──────── PROVIDED MATERIAL ────────

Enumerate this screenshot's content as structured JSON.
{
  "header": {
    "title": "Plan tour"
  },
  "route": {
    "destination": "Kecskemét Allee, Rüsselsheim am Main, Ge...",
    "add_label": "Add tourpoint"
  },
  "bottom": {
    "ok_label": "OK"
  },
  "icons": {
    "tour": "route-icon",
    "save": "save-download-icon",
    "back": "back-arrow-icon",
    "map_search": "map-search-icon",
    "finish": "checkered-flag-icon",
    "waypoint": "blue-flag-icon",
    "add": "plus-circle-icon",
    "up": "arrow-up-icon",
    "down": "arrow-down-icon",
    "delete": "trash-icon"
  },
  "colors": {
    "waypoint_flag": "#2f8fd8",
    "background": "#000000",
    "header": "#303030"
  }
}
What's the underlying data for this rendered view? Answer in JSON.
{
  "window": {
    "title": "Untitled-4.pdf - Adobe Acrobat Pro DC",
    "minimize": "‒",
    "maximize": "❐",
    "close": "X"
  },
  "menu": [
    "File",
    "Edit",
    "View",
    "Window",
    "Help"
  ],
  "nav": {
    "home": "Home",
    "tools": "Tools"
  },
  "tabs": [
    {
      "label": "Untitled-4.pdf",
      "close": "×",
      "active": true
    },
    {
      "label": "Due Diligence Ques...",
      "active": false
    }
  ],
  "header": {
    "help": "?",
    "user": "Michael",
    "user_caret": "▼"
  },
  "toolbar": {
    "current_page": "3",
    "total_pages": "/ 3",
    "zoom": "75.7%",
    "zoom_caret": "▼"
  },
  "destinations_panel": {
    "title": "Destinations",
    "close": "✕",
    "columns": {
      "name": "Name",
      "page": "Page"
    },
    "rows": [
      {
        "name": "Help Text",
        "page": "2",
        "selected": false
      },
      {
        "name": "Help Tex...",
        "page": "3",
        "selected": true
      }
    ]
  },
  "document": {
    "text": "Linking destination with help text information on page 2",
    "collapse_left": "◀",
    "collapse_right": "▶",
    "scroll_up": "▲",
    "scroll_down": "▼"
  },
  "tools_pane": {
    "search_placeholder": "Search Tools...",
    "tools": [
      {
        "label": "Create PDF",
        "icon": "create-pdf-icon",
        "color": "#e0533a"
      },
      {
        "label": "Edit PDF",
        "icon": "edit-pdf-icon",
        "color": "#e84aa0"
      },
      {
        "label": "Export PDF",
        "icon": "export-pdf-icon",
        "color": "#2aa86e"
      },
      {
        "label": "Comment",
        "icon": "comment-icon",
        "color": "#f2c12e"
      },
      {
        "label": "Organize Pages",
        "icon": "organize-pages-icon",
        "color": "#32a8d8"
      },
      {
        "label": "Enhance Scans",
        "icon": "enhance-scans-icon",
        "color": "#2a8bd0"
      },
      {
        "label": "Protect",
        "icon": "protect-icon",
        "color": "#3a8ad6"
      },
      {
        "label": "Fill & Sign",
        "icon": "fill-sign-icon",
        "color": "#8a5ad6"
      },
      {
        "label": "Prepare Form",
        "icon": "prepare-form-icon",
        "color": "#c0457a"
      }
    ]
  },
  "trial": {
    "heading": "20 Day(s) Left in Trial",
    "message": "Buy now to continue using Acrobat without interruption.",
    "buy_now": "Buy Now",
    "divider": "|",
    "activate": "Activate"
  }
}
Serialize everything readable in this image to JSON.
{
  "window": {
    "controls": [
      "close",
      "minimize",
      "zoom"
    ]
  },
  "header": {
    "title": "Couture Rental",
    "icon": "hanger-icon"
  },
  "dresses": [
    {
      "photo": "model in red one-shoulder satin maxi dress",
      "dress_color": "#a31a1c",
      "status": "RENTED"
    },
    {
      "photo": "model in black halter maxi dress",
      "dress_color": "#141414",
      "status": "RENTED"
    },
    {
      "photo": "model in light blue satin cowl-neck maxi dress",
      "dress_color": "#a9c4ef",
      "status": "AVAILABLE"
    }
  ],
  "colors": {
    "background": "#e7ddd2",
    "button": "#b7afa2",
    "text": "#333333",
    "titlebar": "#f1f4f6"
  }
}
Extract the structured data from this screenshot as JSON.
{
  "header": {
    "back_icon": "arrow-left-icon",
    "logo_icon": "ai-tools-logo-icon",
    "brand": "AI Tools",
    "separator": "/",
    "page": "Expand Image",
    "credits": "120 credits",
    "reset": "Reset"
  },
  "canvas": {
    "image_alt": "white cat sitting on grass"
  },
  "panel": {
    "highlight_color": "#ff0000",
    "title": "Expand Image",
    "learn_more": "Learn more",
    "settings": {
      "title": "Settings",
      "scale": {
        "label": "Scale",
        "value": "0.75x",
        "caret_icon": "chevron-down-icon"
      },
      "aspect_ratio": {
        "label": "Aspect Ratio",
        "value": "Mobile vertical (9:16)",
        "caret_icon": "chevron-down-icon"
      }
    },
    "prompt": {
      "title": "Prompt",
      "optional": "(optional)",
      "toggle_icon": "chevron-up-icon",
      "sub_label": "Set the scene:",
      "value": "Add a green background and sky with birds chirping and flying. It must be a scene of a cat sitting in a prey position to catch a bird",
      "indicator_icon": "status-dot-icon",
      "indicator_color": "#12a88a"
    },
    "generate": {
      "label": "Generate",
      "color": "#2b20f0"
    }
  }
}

────────

_EXERCISE INSTRUCTIONS_: Search the data for "satin" and list every line in which it occurs.

_EXERCISE RESULT_:
      "photo": "model in red one-shoulder satin maxi dress",
      "photo": "model in light blue satin cowl-neck maxi dress",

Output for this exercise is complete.